**Listing:**
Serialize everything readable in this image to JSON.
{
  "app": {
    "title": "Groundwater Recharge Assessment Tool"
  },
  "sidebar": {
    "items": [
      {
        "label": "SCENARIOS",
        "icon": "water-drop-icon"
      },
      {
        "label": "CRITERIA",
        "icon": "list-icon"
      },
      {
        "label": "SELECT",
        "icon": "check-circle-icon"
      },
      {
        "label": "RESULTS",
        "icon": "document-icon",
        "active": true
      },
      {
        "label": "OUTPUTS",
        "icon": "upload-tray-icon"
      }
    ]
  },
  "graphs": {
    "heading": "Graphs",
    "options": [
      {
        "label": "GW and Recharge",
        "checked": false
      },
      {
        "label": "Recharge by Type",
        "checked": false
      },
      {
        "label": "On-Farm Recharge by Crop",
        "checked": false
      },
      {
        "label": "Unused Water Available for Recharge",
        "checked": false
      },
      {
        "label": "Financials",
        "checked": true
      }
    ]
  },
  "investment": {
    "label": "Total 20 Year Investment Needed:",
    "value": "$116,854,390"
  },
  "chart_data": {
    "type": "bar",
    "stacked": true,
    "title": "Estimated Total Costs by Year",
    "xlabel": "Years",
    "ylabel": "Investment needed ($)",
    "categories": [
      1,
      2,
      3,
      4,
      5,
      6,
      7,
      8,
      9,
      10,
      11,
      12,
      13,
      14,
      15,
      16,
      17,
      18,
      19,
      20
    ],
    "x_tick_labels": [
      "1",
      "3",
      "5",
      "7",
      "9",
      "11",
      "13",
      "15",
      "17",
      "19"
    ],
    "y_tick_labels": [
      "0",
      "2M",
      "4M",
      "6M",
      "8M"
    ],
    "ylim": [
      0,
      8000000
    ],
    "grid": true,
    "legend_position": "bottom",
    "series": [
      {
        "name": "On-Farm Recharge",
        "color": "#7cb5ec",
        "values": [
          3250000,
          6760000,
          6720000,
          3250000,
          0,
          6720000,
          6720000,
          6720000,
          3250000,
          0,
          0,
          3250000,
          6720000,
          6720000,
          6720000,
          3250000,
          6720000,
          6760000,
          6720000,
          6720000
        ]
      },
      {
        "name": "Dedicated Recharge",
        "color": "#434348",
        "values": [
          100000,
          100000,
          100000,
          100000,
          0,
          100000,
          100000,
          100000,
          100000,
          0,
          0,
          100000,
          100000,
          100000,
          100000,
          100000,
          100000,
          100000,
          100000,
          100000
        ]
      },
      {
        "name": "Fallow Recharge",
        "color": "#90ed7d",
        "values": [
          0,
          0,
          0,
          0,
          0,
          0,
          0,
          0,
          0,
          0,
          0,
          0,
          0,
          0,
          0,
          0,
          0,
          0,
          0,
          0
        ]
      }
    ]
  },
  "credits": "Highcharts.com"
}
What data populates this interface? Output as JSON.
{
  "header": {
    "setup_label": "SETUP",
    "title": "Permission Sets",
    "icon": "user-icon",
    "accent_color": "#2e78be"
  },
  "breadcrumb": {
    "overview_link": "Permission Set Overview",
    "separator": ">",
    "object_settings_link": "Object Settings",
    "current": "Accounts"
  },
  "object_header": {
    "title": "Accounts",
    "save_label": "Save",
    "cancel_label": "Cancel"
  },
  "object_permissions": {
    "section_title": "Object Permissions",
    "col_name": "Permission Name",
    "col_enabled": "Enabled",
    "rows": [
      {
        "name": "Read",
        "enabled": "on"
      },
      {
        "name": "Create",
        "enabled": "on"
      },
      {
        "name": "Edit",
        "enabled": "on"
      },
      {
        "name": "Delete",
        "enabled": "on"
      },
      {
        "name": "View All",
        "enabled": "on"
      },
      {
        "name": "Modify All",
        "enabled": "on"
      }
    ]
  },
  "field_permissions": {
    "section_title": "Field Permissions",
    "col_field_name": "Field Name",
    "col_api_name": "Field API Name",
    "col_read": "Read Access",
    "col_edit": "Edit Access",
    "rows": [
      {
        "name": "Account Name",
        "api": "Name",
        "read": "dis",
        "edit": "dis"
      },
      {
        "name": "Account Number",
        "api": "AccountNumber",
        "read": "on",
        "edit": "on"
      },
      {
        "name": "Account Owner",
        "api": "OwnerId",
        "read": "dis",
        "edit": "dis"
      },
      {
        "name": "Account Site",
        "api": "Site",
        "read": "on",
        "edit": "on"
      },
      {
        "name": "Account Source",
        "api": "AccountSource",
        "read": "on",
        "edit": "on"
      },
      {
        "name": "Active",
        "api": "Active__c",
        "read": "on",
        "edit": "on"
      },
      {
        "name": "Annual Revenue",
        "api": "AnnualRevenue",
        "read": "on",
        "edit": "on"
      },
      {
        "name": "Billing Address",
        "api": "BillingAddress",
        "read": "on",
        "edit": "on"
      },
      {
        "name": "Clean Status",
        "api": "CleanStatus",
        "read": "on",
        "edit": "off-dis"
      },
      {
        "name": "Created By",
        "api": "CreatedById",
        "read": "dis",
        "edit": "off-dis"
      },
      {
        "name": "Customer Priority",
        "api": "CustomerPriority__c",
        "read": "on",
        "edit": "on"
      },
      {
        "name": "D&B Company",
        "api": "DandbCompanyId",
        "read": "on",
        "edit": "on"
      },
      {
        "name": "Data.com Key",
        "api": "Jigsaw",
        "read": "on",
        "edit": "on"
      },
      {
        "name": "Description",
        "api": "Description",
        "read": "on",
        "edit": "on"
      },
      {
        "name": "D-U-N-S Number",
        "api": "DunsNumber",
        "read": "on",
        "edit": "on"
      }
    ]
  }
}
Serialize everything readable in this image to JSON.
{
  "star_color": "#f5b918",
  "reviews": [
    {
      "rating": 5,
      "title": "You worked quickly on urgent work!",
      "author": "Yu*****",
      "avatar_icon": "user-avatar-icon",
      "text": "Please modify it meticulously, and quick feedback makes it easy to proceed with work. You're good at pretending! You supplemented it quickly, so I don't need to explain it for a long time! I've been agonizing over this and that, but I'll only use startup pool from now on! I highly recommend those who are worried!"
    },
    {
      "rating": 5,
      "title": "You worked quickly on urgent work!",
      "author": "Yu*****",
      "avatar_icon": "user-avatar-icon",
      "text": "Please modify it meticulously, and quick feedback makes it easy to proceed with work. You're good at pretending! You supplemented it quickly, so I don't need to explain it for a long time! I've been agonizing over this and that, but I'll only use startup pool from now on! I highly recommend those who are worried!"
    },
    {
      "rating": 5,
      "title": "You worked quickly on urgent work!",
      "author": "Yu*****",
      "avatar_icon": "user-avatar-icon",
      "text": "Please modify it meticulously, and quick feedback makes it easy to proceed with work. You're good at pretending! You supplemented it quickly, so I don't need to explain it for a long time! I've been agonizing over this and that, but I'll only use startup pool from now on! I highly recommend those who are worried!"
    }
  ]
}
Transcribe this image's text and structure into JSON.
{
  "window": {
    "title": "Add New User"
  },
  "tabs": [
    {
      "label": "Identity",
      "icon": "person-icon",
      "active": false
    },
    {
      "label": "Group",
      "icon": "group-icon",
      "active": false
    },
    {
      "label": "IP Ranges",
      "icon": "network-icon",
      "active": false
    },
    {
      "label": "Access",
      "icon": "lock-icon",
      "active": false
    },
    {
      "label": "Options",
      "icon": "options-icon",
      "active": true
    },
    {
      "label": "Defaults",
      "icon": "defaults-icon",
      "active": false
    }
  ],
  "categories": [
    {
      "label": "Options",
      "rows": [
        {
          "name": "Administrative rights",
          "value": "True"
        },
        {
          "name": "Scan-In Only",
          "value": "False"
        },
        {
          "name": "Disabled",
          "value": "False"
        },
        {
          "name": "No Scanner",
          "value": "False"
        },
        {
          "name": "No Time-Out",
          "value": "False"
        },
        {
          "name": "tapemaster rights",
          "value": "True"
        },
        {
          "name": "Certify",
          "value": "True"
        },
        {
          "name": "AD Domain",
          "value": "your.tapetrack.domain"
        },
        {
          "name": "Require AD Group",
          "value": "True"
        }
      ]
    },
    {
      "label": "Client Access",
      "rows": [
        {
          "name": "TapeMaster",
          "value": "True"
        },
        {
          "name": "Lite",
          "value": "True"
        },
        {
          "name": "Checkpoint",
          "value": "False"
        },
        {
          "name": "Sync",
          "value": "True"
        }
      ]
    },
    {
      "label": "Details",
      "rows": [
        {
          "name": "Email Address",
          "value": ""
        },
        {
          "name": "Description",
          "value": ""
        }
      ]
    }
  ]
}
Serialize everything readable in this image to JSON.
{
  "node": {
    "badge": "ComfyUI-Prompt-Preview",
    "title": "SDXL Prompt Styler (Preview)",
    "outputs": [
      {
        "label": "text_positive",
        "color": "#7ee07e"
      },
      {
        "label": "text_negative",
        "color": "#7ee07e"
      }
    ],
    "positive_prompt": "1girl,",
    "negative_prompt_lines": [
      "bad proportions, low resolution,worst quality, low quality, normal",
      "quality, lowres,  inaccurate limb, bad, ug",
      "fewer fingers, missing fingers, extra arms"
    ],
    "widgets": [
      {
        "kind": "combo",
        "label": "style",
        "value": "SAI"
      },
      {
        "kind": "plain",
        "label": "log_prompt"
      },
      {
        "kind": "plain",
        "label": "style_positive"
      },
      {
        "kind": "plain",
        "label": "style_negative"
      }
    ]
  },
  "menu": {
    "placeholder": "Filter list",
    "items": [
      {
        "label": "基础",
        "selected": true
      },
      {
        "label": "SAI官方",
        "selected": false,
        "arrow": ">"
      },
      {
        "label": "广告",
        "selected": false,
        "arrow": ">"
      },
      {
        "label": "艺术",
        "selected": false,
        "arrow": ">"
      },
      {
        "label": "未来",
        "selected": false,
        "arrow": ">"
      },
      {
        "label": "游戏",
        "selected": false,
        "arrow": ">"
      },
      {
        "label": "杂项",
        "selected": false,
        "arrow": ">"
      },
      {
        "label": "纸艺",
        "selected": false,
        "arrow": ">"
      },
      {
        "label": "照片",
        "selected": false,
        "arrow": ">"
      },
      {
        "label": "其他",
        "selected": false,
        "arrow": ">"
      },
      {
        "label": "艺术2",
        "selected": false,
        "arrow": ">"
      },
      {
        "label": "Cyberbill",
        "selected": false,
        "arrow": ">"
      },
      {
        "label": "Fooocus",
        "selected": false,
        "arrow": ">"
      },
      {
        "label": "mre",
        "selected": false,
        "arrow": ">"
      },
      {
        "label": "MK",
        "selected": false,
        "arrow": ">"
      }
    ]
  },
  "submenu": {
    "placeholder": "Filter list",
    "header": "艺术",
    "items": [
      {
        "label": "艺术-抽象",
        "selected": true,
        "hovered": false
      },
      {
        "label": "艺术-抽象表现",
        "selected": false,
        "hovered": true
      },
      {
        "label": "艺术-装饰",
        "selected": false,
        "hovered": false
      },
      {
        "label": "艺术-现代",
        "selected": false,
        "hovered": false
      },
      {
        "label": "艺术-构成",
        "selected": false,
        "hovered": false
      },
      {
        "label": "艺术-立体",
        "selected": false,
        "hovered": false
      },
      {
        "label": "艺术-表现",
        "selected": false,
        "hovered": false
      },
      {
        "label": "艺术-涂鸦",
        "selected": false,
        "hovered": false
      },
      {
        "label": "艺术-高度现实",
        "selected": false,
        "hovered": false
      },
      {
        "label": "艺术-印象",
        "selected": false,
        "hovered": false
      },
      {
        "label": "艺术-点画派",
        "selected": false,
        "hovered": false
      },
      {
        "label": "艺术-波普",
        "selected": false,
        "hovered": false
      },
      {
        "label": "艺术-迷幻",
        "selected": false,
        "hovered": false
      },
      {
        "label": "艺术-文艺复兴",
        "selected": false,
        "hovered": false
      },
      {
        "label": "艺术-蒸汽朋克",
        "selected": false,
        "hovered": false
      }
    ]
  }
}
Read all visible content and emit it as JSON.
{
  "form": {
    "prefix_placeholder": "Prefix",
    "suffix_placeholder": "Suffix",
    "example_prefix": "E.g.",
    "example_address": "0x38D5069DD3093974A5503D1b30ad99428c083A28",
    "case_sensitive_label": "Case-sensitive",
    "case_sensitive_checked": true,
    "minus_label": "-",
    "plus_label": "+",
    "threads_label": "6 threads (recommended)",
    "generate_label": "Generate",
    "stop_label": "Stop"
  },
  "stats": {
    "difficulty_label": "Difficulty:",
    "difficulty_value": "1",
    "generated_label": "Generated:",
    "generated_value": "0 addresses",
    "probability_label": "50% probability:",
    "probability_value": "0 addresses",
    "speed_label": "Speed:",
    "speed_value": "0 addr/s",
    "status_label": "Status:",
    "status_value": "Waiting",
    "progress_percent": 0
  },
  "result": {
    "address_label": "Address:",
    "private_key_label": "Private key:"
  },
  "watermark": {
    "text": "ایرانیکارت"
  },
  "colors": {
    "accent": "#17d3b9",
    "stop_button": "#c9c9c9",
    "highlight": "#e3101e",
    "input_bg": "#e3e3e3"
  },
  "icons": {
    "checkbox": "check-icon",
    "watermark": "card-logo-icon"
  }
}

**Instructions to follow:** Output the line that contains "Read all visible content and emit it as JSON.", followed by every later line in the listing, with no line omitted and none added.

**Answer for this exercise:**
Read all visible content and emit it as JSON.
{
  "form": {
    "prefix_placeholder": "Prefix",
    "suffix_placeholder": "Suffix",
    "example_prefix": "E.g.",
    "example_address": "0x38D5069DD3093974A5503D1b30ad99428c083A28",
    "case_sensitive_label": "Case-sensitive",
    "case_sensitive_checked": true,
    "minus_label": "-",
    "plus_label": "+",
    "threads_label": "6 threads (recommended)",
    "generate_label": "Generate",
    "stop_label": "Stop"
  },
  "stats": {
    "difficulty_label": "Difficulty:",
    "difficulty_value": "1",
    "generated_label": "Generated:",
    "generated_value": "0 addresses",
    "probability_label": "50% probability:",
    "probability_value": "0 addresses",
    "speed_label": "Speed:",
    "speed_value": "0 addr/s",
    "status_label": "Status:",
    "status_value": "Waiting",
    "progress_percent": 0
  },
  "result": {
    "address_label": "Address:",
    "private_key_label": "Private key:"
  },
  "watermark": {
    "text": "ایرانیکارت"
  },
  "colors": {
    "accent": "#17d3b9",
    "stop_button": "#c9c9c9",
    "highlight": "#e3101e",
    "input_bg": "#e3e3e3"
  },
  "icons": {
    "checkbox": "check-icon",
    "watermark": "card-logo-icon"
  }
}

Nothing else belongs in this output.